Work required:
Do not copy the pictures; transcribe all other material exactly.

======

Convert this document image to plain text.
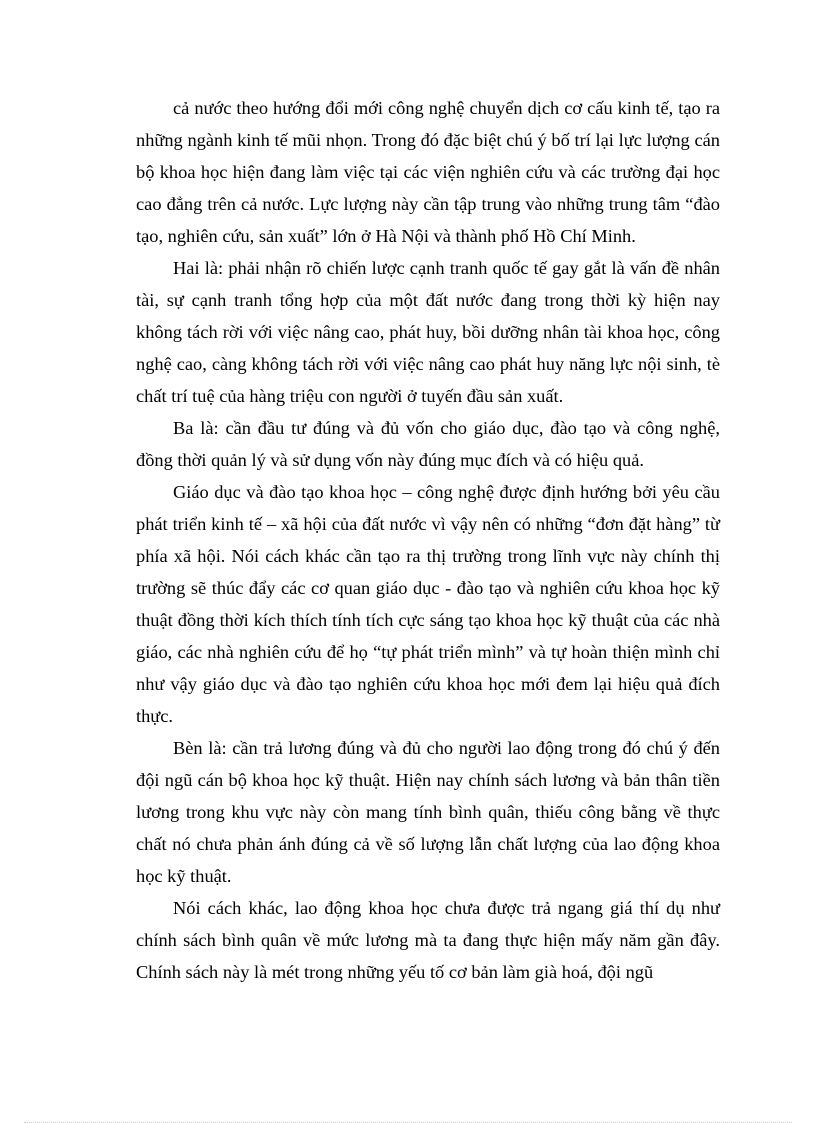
cả nước theo hướng đổi mới công nghệ chuyển dịch cơ cấu kinh tế, tạo ra những ngành kinh tế mũi nhọn. Trong đó đặc biệt chú ý bố trí lại lực lượng cán bộ khoa học hiện đang làm việc tại các viện nghiên cứu và các trường đại học cao đẳng trên cả nước. Lực lượng này cần tập trung vào những trung tâm “đào tạo, nghiên cứu, sản xuất” lớn ở Hà Nội và thành phố Hồ Chí Minh.

Hai là: phải nhận rõ chiến lược cạnh tranh quốc tế gay gắt là vấn đề nhân tài, sự cạnh tranh tổng hợp của một đất nước đang trong thời kỳ hiện nay không tách rời với việc nâng cao, phát huy, bồi dưỡng nhân tài khoa học, công nghệ cao, càng không tách rời với việc nâng cao phát huy năng lực nội sinh, tè chất trí tuệ của hàng triệu con người ở tuyến đầu sản xuất.

Ba là: cần đầu tư đúng và đủ vốn cho giáo dục, đào tạo và công nghệ, đồng thời quản lý và sử dụng vốn này đúng mục đích và có hiệu quả.

Giáo dục và đào tạo khoa học – công nghệ được định hướng bởi yêu cầu phát triển kinh tế – xã hội của đất nước vì vậy nên có những “đơn đặt hàng” từ phía xã hội. Nói cách khác cần tạo ra thị trường trong lĩnh vực này chính thị trường sẽ thúc đẩy các cơ quan giáo dục - đào tạo và nghiên cứu khoa học kỹ thuật đồng thời kích thích tính tích cực sáng tạo khoa học kỹ thuật của các nhà giáo, các nhà nghiên cứu để họ “tự phát triển mình” và tự hoàn thiện mình chỉ như vậy giáo dục và đào tạo nghiên cứu khoa học mới đem lại hiệu quả đích thực.

Bèn là: cần trả lương đúng và đủ cho người lao động trong đó chú ý đến đội ngũ cán bộ khoa học kỹ thuật. Hiện nay chính sách lương và bản thân tiền lương trong khu vực này còn mang tính bình quân, thiếu công bằng về thực chất nó chưa phản ánh đúng cả về số lượng lẫn chất lượng của lao động khoa học kỹ thuật.

Nói cách khác, lao động khoa học chưa được trả ngang giá thí dụ như chính sách bình quân về mức lương mà ta đang thực hiện mấy năm gần đây. Chính sách này là mét trong những yếu tố cơ bản làm già hoá, đội ngũ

======

The response:
Convert this document image to plain text.
cả nước theo hướng đổi mới công nghệ chuyển dịch cơ cấu kinh tế, tạo ra những ngành kinh tế mũi nhọn. Trong đó đặc biệt chú ý bố trí lại lực lượng cán bộ khoa học hiện đang làm việc tại các viện nghiên cứu và các trường đại học cao đẳng trên cả nước. Lực lượng này cần tập trung vào những trung tâm “đào tạo, nghiên cứu, sản xuất” lớn ở Hà Nội và thành phố Hồ Chí Minh.

Hai là: phải nhận rõ chiến lược cạnh tranh quốc tế gay gắt là vấn đề nhân tài, sự cạnh tranh tổng hợp của một đất nước đang trong thời kỳ hiện nay không tách rời với việc nâng cao, phát huy, bồi dưỡng nhân tài khoa học, công nghệ cao, càng không tách rời với việc nâng cao phát huy năng lực nội sinh, tè chất trí tuệ của hàng triệu con người ở tuyến đầu sản xuất.

Ba là: cần đầu tư đúng và đủ vốn cho giáo dục, đào tạo và công nghệ, đồng thời quản lý và sử dụng vốn này đúng mục đích và có hiệu quả.

Giáo dục và đào tạo khoa học – công nghệ được định hướng bởi yêu cầu phát triển kinh tế – xã hội của đất nước vì vậy nên có những “đơn đặt hàng” từ phía xã hội. Nói cách khác cần tạo ra thị trường trong lĩnh vực này chính thị trường sẽ thúc đẩy các cơ quan giáo dục - đào tạo và nghiên cứu khoa học kỹ thuật đồng thời kích thích tính tích cực sáng tạo khoa học kỹ thuật của các nhà giáo, các nhà nghiên cứu để họ “tự phát triển mình” và tự hoàn thiện mình chỉ như vậy giáo dục và đào tạo nghiên cứu khoa học mới đem lại hiệu quả đích thực.

Bèn là: cần trả lương đúng và đủ cho người lao động trong đó chú ý đến đội ngũ cán bộ khoa học kỹ thuật. Hiện nay chính sách lương và bản thân tiền lương trong khu vực này còn mang tính bình quân, thiếu công bằng về thực chất nó chưa phản ánh đúng cả về số lượng lẫn chất lượng của lao động khoa học kỹ thuật.

Nói cách khác, lao động khoa học chưa được trả ngang giá thí dụ như chính sách bình quân về mức lương mà ta đang thực hiện mấy năm gần đây. Chính sách này là mét trong những yếu tố cơ bản làm già hoá, đội ngũ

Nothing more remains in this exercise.